• Prompt
Turn every line of the items below into a Markdown table with the columns "Number" and "Entry". Number each line in order and leave out blank lines.

• Recorded information
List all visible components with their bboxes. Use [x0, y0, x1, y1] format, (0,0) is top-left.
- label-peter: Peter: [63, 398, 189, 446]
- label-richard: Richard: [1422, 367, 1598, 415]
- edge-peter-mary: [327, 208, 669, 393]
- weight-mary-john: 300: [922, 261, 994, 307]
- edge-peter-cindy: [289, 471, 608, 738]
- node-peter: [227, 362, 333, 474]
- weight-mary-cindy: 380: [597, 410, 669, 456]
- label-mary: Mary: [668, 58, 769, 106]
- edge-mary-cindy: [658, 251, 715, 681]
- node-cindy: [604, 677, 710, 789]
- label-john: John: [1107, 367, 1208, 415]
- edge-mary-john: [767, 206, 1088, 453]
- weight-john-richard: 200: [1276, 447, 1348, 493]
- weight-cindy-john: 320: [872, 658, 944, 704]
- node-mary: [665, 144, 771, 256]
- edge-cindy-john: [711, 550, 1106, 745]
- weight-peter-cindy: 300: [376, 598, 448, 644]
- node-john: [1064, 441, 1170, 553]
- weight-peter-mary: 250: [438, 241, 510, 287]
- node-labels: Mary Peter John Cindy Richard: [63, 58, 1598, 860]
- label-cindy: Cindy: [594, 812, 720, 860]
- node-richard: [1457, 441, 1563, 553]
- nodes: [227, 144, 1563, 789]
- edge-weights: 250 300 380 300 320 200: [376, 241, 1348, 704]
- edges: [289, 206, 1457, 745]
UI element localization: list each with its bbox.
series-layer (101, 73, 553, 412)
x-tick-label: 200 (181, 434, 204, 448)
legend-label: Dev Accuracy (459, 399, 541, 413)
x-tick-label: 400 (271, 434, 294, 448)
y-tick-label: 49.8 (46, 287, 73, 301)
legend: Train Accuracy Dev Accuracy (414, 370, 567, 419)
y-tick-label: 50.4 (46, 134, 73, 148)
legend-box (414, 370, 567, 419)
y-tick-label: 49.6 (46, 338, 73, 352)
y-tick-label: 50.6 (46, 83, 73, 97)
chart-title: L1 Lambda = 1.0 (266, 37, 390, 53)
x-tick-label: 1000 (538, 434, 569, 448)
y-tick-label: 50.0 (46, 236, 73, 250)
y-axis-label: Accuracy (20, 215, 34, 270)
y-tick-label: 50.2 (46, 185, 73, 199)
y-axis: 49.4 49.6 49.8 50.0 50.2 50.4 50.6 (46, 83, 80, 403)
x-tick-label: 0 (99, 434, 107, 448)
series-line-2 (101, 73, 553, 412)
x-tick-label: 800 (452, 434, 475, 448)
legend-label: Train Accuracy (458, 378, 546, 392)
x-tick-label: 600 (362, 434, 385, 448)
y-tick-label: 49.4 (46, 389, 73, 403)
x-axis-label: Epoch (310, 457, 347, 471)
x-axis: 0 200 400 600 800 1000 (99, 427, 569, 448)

• Reply
| Number | Entry |
|---|---|
| 1 | List all visible components with their bboxes. Use [x0, y0, x1, y1] format, (0,0) is top-left. |
| 2 | - label-peter: Peter: [63, 398, 189, 446] |
| 3 | - label-richard: Richard: [1422, 367, 1598, 415] |
| 4 | - edge-peter-mary: [327, 208, 669, 393] |
| 5 | - weight-mary-john: 300: [922, 261, 994, 307] |
| 6 | - edge-peter-cindy: [289, 471, 608, 738] |
| 7 | - node-peter: [227, 362, 333, 474] |
| 8 | - weight-mary-cindy: 380: [597, 410, 669, 456] |
| 9 | - label-mary: Mary: [668, 58, 769, 106] |
| 10 | - edge-mary-cindy: [658, 251, 715, 681] |
| 11 | - node-cindy: [604, 677, 710, 789] |
| 12 | - label-john: John: [1107, 367, 1208, 415] |
| 13 | - edge-mary-john: [767, 206, 1088, 453] |
| 14 | - weight-john-richard: 200: [1276, 447, 1348, 493] |
| 15 | - weight-cindy-john: 320: [872, 658, 944, 704] |
| 16 | - node-mary: [665, 144, 771, 256] |
| 17 | - edge-cindy-john: [711, 550, 1106, 745] |
| 18 | - weight-peter-cindy: 300: [376, 598, 448, 644] |
| 19 | - node-john: [1064, 441, 1170, 553] |
| 20 | - weight-peter-mary: 250: [438, 241, 510, 287] |
| 21 | - node-labels: Mary Peter John Cindy Richard: [63, 58, 1598, 860] |
| 22 | - label-cindy: Cindy: [594, 812, 720, 860] |
| 23 | - node-richard: [1457, 441, 1563, 553] |
| 24 | - nodes: [227, 144, 1563, 789] |
| 25 | - edge-weights: 250 300 380 300 320 200: [376, 241, 1348, 704] |
| 26 | - edges: [289, 206, 1457, 745] |
| 27 | UI element localization: list each with its bbox. |
| 28 | series-layer (101, 73, 553, 412) |
| 29 | x-tick-label: 200 (181, 434, 204, 448) |
| 30 | legend-label: Dev Accuracy (459, 399, 541, 413) |
| 31 | x-tick-label: 400 (271, 434, 294, 448) |
| 32 | y-tick-label: 49.8 (46, 287, 73, 301) |
| 33 | legend: Train Accuracy Dev Accuracy (414, 370, 567, 419) |
| 34 | y-tick-label: 50.4 (46, 134, 73, 148) |
| 35 | legend-box (414, 370, 567, 419) |
| 36 | y-tick-label: 49.6 (46, 338, 73, 352) |
| 37 | y-tick-label: 50.6 (46, 83, 73, 97) |
| 38 | chart-title: L1 Lambda = 1.0 (266, 37, 390, 53) |
| 39 | x-tick-label: 1000 (538, 434, 569, 448) |
| 40 | y-tick-label: 50.0 (46, 236, 73, 250) |
| 41 | y-axis-label: Accuracy (20, 215, 34, 270) |
| 42 | y-tick-label: 50.2 (46, 185, 73, 199) |
| 43 | y-axis: 49.4 49.6 49.8 50.0 50.2 50.4 50.6 (46, 83, 80, 403) |
| 44 | x-tick-label: 0 (99, 434, 107, 448) |
| 45 | series-line-2 (101, 73, 553, 412) |
| 46 | x-tick-label: 800 (452, 434, 475, 448) |
| 47 | legend-label: Train Accuracy (458, 378, 546, 392) |
| 48 | x-tick-label: 600 (362, 434, 385, 448) |
| 49 | y-tick-label: 49.4 (46, 389, 73, 403) |
| 50 | x-axis-label: Epoch (310, 457, 347, 471) |
| 51 | x-axis: 0 200 400 600 800 1000 (99, 427, 569, 448) |